Your instructions
Send back the entries below exactly as they appear.

Available data
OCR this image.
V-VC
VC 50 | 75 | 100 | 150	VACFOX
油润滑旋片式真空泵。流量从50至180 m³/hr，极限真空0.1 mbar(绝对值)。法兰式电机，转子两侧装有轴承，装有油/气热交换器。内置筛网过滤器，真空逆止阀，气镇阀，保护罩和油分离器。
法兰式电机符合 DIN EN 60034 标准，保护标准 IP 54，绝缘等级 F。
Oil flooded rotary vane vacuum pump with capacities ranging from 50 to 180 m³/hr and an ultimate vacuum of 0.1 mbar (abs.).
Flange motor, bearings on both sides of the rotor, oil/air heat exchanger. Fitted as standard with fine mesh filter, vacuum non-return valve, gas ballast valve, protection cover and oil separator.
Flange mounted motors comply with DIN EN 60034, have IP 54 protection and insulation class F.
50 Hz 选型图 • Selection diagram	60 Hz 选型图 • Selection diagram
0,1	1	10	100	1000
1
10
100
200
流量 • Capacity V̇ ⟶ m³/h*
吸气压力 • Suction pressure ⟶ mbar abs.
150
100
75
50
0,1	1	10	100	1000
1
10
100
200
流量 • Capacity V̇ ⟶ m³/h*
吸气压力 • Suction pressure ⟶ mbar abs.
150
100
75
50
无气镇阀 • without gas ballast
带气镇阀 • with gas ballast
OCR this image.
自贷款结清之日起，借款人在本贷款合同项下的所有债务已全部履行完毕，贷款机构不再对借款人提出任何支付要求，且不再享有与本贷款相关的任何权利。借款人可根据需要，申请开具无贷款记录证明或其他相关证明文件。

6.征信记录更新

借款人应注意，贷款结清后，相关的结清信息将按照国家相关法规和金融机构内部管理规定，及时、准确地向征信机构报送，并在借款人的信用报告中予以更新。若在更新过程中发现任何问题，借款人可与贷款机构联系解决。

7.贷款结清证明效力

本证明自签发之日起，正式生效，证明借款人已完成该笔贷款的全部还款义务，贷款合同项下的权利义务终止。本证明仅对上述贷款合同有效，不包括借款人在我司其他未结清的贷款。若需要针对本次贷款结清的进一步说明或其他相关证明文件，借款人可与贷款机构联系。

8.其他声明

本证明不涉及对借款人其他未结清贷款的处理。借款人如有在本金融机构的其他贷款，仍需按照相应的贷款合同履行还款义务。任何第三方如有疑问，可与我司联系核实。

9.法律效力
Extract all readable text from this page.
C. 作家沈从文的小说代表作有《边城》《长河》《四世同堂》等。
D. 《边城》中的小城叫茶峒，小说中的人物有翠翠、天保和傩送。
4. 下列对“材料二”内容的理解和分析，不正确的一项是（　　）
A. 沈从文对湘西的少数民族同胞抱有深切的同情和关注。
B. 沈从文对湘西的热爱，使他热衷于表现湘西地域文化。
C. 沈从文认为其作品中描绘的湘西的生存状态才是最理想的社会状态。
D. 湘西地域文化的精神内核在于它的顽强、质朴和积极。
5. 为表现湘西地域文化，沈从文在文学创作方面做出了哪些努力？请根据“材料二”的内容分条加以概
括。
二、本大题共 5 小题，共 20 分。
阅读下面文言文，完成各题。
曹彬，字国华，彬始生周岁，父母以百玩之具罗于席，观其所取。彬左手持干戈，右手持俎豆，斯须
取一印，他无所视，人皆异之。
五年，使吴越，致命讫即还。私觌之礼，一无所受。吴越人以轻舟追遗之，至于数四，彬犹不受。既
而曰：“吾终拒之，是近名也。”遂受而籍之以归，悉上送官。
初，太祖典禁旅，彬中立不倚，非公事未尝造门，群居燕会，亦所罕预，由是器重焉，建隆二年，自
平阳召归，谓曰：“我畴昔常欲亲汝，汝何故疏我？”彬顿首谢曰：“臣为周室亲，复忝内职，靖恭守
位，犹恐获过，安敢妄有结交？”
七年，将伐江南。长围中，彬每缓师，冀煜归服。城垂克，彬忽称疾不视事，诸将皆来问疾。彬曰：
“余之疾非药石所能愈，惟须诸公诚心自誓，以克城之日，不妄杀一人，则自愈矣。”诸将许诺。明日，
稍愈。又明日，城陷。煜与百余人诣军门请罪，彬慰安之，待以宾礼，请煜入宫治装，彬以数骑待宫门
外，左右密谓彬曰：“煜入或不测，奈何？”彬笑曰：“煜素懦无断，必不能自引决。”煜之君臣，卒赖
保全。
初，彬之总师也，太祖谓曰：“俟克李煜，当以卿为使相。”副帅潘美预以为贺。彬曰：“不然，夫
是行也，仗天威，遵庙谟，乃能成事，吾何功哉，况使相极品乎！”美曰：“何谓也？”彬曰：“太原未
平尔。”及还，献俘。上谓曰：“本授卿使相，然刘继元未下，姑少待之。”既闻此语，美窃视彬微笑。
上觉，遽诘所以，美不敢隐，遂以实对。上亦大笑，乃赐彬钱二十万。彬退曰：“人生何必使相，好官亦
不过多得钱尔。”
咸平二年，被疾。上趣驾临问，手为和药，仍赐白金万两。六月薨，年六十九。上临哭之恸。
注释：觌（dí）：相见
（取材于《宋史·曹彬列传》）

Written response
OCR this image.
V-VC
VC 50 | 75 | 100 | 150	VACFOX
油润滑旋片式真空泵。流量从50至180 m³/hr，极限真空0.1 mbar(绝对值)。法兰式电机，转子两侧装有轴承，装有油/气热交换器。内置筛网过滤器，真空逆止阀，气镇阀，保护罩和油分离器。
法兰式电机符合 DIN EN 60034 标准，保护标准 IP 54，绝缘等级 F。
Oil flooded rotary vane vacuum pump with capacities ranging from 50 to 180 m³/hr and an ultimate vacuum of 0.1 mbar (abs.).
Flange motor, bearings on both sides of the rotor, oil/air heat exchanger. Fitted as standard with fine mesh filter, vacuum non-return valve, gas ballast valve, protection cover and oil separator.
Flange mounted motors comply with DIN EN 60034, have IP 54 protection and insulation class F.
50 Hz 选型图 • Selection diagram	60 Hz 选型图 • Selection diagram
0,1	1	10	100	1000
1
10
100
200
流量 • Capacity V̇ ⟶ m³/h*
吸气压力 • Suction pressure ⟶ mbar abs.
150
100
75
50
0,1	1	10	100	1000
1
10
100
200
流量 • Capacity V̇ ⟶ m³/h*
吸气压力 • Suction pressure ⟶ mbar abs.
150
100
75
50
无气镇阀 • without gas ballast
带气镇阀 • with gas ballast
OCR this image.
自贷款结清之日起，借款人在本贷款合同项下的所有债务已全部履行完毕，贷款机构不再对借款人提出任何支付要求，且不再享有与本贷款相关的任何权利。借款人可根据需要，申请开具无贷款记录证明或其他相关证明文件。

6.征信记录更新

借款人应注意，贷款结清后，相关的结清信息将按照国家相关法规和金融机构内部管理规定，及时、准确地向征信机构报送，并在借款人的信用报告中予以更新。若在更新过程中发现任何问题，借款人可与贷款机构联系解决。

7.贷款结清证明效力

本证明自签发之日起，正式生效，证明借款人已完成该笔贷款的全部还款义务，贷款合同项下的权利义务终止。本证明仅对上述贷款合同有效，不包括借款人在我司其他未结清的贷款。若需要针对本次贷款结清的进一步说明或其他相关证明文件，借款人可与贷款机构联系。

8.其他声明

本证明不涉及对借款人其他未结清贷款的处理。借款人如有在本金融机构的其他贷款，仍需按照相应的贷款合同履行还款义务。任何第三方如有疑问，可与我司联系核实。

9.法律效力
Extract all readable text from this page.
C. 作家沈从文的小说代表作有《边城》《长河》《四世同堂》等。
D. 《边城》中的小城叫茶峒，小说中的人物有翠翠、天保和傩送。
4. 下列对“材料二”内容的理解和分析，不正确的一项是（　　）
A. 沈从文对湘西的少数民族同胞抱有深切的同情和关注。
B. 沈从文对湘西的热爱，使他热衷于表现湘西地域文化。
C. 沈从文认为其作品中描绘的湘西的生存状态才是最理想的社会状态。
D. 湘西地域文化的精神内核在于它的顽强、质朴和积极。
5. 为表现湘西地域文化，沈从文在文学创作方面做出了哪些努力？请根据“材料二”的内容分条加以概
括。
二、本大题共 5 小题，共 20 分。
阅读下面文言文，完成各题。
曹彬，字国华，彬始生周岁，父母以百玩之具罗于席，观其所取。彬左手持干戈，右手持俎豆，斯须
取一印，他无所视，人皆异之。
五年，使吴越，致命讫即还。私觌之礼，一无所受。吴越人以轻舟追遗之，至于数四，彬犹不受。既
而曰：“吾终拒之，是近名也。”遂受而籍之以归，悉上送官。
初，太祖典禁旅，彬中立不倚，非公事未尝造门，群居燕会，亦所罕预，由是器重焉，建隆二年，自
平阳召归，谓曰：“我畴昔常欲亲汝，汝何故疏我？”彬顿首谢曰：“臣为周室亲，复忝内职，靖恭守
位，犹恐获过，安敢妄有结交？”
七年，将伐江南。长围中，彬每缓师，冀煜归服。城垂克，彬忽称疾不视事，诸将皆来问疾。彬曰：
“余之疾非药石所能愈，惟须诸公诚心自誓，以克城之日，不妄杀一人，则自愈矣。”诸将许诺。明日，
稍愈。又明日，城陷。煜与百余人诣军门请罪，彬慰安之，待以宾礼，请煜入宫治装，彬以数骑待宫门
外，左右密谓彬曰：“煜入或不测，奈何？”彬笑曰：“煜素懦无断，必不能自引决。”煜之君臣，卒赖
保全。
初，彬之总师也，太祖谓曰：“俟克李煜，当以卿为使相。”副帅潘美预以为贺。彬曰：“不然，夫
是行也，仗天威，遵庙谟，乃能成事，吾何功哉，况使相极品乎！”美曰：“何谓也？”彬曰：“太原未
平尔。”及还，献俘。上谓曰：“本授卿使相，然刘继元未下，姑少待之。”既闻此语，美窃视彬微笑。
上觉，遽诘所以，美不敢隐，遂以实对。上亦大笑，乃赐彬钱二十万。彬退曰：“人生何必使相，好官亦
不过多得钱尔。”
咸平二年，被疾。上趣驾临问，手为和药，仍赐白金万两。六月薨，年六十九。上临哭之恸。
注释：觌（dí）：相见
（取材于《宋史·曹彬列传》）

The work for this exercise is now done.